Figure record extracts:
——

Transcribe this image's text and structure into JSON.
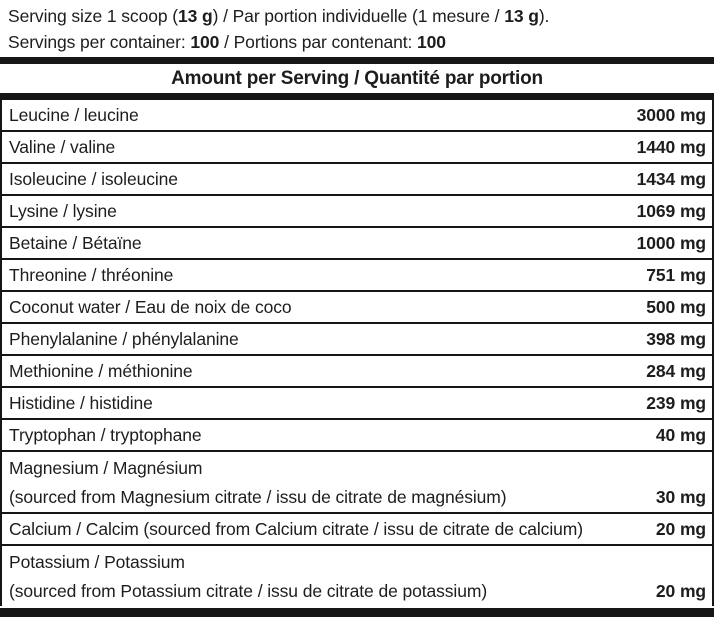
{
  "label": {
    "serving_line1": {
      "pre": "Serving size 1 scoop (",
      "bold1": "13 g",
      "mid": ") / Par portion individuelle (1 mesure / ",
      "bold2": "13 g",
      "post": ")."
    },
    "serving_line2": {
      "pre": "Servings per container: ",
      "bold1": "100",
      "mid": " / Portions par contenant: ",
      "bold2": "100"
    },
    "header": "Amount per Serving / Quantité par portion",
    "colors": {
      "ink": "#1d1d1b",
      "bar": "#161616",
      "background": "#ffffff"
    },
    "rows": [
      {
        "name": "Leucine / leucine",
        "value": "3000 mg"
      },
      {
        "name": "Valine / valine",
        "value": "1440 mg"
      },
      {
        "name": "Isoleucine / isoleucine",
        "value": "1434 mg"
      },
      {
        "name": "Lysine / lysine",
        "value": "1069 mg"
      },
      {
        "name": "Betaine / Bétaïne",
        "value": "1000 mg"
      },
      {
        "name": "Threonine / thréonine",
        "value": "751 mg"
      },
      {
        "name": "Coconut water / Eau de noix de coco",
        "value": "500 mg"
      },
      {
        "name": "Phenylalanine / phénylalanine",
        "value": "398 mg"
      },
      {
        "name": "Methionine / méthionine",
        "value": "284 mg"
      },
      {
        "name": "Histidine / histidine",
        "value": "239 mg"
      },
      {
        "name": "Tryptophan / tryptophane",
        "value": "40 mg"
      },
      {
        "name": "Magnesium / Magnésium",
        "name_line2": "(sourced from Magnesium citrate / issu de citrate de magnésium)",
        "value": "30 mg"
      },
      {
        "name": "Calcium / Calcim (sourced from Calcium citrate / issu de citrate de calcium)",
        "value": "20 mg"
      },
      {
        "name": "Potassium / Potassium",
        "name_line2": "(sourced from Potassium citrate / issu de citrate de potassium)",
        "value": "20 mg"
      }
    ]
  }
}
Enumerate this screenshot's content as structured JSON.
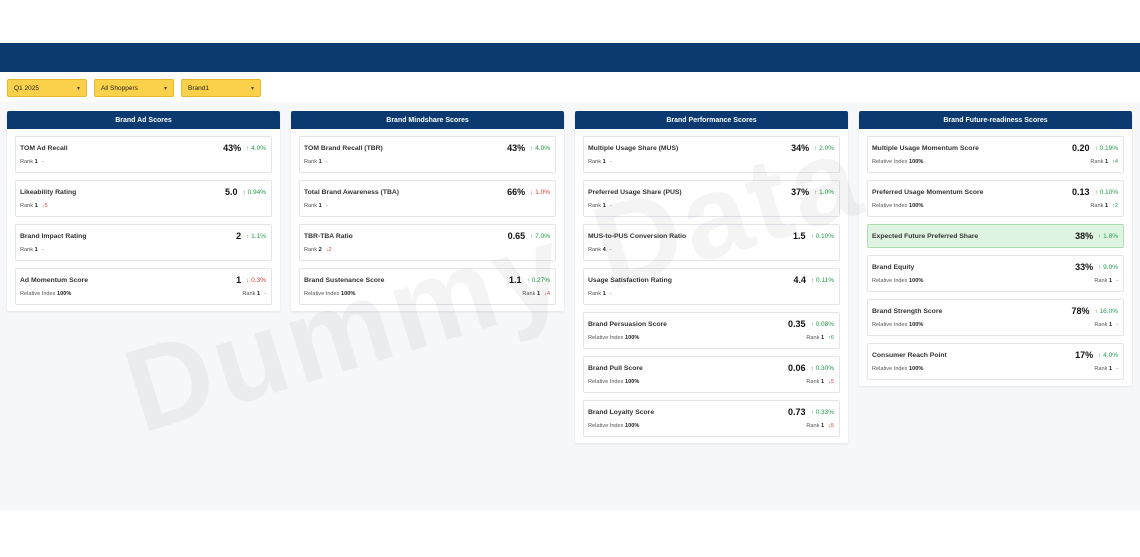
{
  "filters": [
    {
      "label": "Q1 2025"
    },
    {
      "label": "All Shoppers"
    },
    {
      "label": "Brand1"
    }
  ],
  "watermark": "Dummy Data",
  "colors": {
    "header": "#0b3a70",
    "filter": "#fbd14b",
    "up": "#1e9e46",
    "down": "#e03a3a",
    "highlight": "#dff5e1"
  },
  "columns": [
    {
      "title": "Brand Ad Scores",
      "cards": [
        {
          "name": "TOM Ad Recall",
          "value": "43%",
          "change": "4.0%",
          "dir": "up",
          "rank_label": "Rank",
          "rank": "1",
          "rank_change": "-",
          "rank_dir": "none"
        },
        {
          "name": "Likeability Rating",
          "value": "5.0",
          "change": "0.94%",
          "dir": "up",
          "rank_label": "Rank",
          "rank": "1",
          "rank_change": "5",
          "rank_dir": "down"
        },
        {
          "name": "Brand Impact Rating",
          "value": "2",
          "change": "1.1%",
          "dir": "up",
          "rank_label": "Rank",
          "rank": "1",
          "rank_change": "-",
          "rank_dir": "none"
        },
        {
          "name": "Ad Momentum Score",
          "value": "1",
          "change": "0.3%",
          "dir": "down",
          "index_label": "Relative Index",
          "index": "100%",
          "rank_label": "Rank",
          "rank": "1",
          "rank_change": "-",
          "rank_dir": "none"
        }
      ]
    },
    {
      "title": "Brand Mindshare Scores",
      "cards": [
        {
          "name": "TOM Brand Recall (TBR)",
          "value": "43%",
          "change": "4.0%",
          "dir": "up",
          "rank_label": "Rank",
          "rank": "1",
          "rank_change": "-",
          "rank_dir": "none"
        },
        {
          "name": "Total Brand Awareness (TBA)",
          "value": "66%",
          "change": "1.0%",
          "dir": "down",
          "rank_label": "Rank",
          "rank": "1",
          "rank_change": "-",
          "rank_dir": "none"
        },
        {
          "name": "TBR-TBA Ratio",
          "value": "0.65",
          "change": "7.0%",
          "dir": "up",
          "rank_label": "Rank",
          "rank": "2",
          "rank_change": "2",
          "rank_dir": "down"
        },
        {
          "name": "Brand Sustenance Score",
          "value": "1.1",
          "change": "0.27%",
          "dir": "up",
          "index_label": "Relative Index",
          "index": "100%",
          "rank_label": "Rank",
          "rank": "1",
          "rank_change": "4",
          "rank_dir": "down"
        }
      ]
    },
    {
      "title": "Brand Performance Scores",
      "cards": [
        {
          "name": "Multiple Usage Share (MUS)",
          "value": "34%",
          "change": "2.0%",
          "dir": "up",
          "rank_label": "Rank",
          "rank": "1",
          "rank_change": "-",
          "rank_dir": "none"
        },
        {
          "name": "Preferred Usage Share (PUS)",
          "value": "37%",
          "change": "1.0%",
          "dir": "up",
          "rank_label": "Rank",
          "rank": "1",
          "rank_change": "-",
          "rank_dir": "none"
        },
        {
          "name": "MUS-to-PUS Conversion Ratio",
          "value": "1.5",
          "change": "0.10%",
          "dir": "up",
          "rank_label": "Rank",
          "rank": "4",
          "rank_change": "-",
          "rank_dir": "none"
        },
        {
          "name": "Usage Satisfaction Rating",
          "value": "4.4",
          "change": "0.11%",
          "dir": "up",
          "rank_label": "Rank",
          "rank": "1",
          "rank_change": "-",
          "rank_dir": "none"
        },
        {
          "name": "Brand Persuasion Score",
          "value": "0.35",
          "change": "0.08%",
          "dir": "up",
          "index_label": "Relative Index",
          "index": "100%",
          "rank_label": "Rank",
          "rank": "1",
          "rank_change": "6",
          "rank_dir": "up"
        },
        {
          "name": "Brand Pull Score",
          "value": "0.06",
          "change": "0.30%",
          "dir": "up",
          "index_label": "Relative Index",
          "index": "100%",
          "rank_label": "Rank",
          "rank": "1",
          "rank_change": "5",
          "rank_dir": "down"
        },
        {
          "name": "Brand Loyalty Score",
          "value": "0.73",
          "change": "0.33%",
          "dir": "up",
          "index_label": "Relative Index",
          "index": "100%",
          "rank_label": "Rank",
          "rank": "1",
          "rank_change": "5",
          "rank_dir": "down"
        }
      ]
    },
    {
      "title": "Brand Future-readiness Scores",
      "cards": [
        {
          "name": "Multiple Usage Momentum Score",
          "value": "0.20",
          "change": "0.19%",
          "dir": "up",
          "index_label": "Relative Index",
          "index": "100%",
          "rank_label": "Rank",
          "rank": "1",
          "rank_change": "4",
          "rank_dir": "up"
        },
        {
          "name": "Preferred Usage Momentum Score",
          "value": "0.13",
          "change": "0.10%",
          "dir": "up",
          "index_label": "Relative Index",
          "index": "100%",
          "rank_label": "Rank",
          "rank": "1",
          "rank_change": "2",
          "rank_dir": "up"
        },
        {
          "name": "Expected Future Preferred Share",
          "value": "38%",
          "change": "1.8%",
          "dir": "up",
          "highlight": true
        },
        {
          "name": "Brand Equity",
          "value": "33%",
          "change": "9.0%",
          "dir": "up",
          "index_label": "Relative Index",
          "index": "100%",
          "rank_label": "Rank",
          "rank": "1",
          "rank_change": "-",
          "rank_dir": "none"
        },
        {
          "name": "Brand Strength Score",
          "value": "78%",
          "change": "16.0%",
          "dir": "up",
          "index_label": "Relative Index",
          "index": "100%",
          "rank_label": "Rank",
          "rank": "1",
          "rank_change": "-",
          "rank_dir": "none"
        },
        {
          "name": "Consumer Reach Point",
          "value": "17%",
          "change": "4.0%",
          "dir": "up",
          "index_label": "Relative Index",
          "index": "100%",
          "rank_label": "Rank",
          "rank": "1",
          "rank_change": "-",
          "rank_dir": "none"
        }
      ]
    }
  ]
}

——

→ Instructions for the task: Gather all the lines that include the word "Rating" and copy them out.

→ Solution:
          "name": "Likeability Rating",
          "name": "Brand Impact Rating",
          "name": "Usage Satisfaction Rating",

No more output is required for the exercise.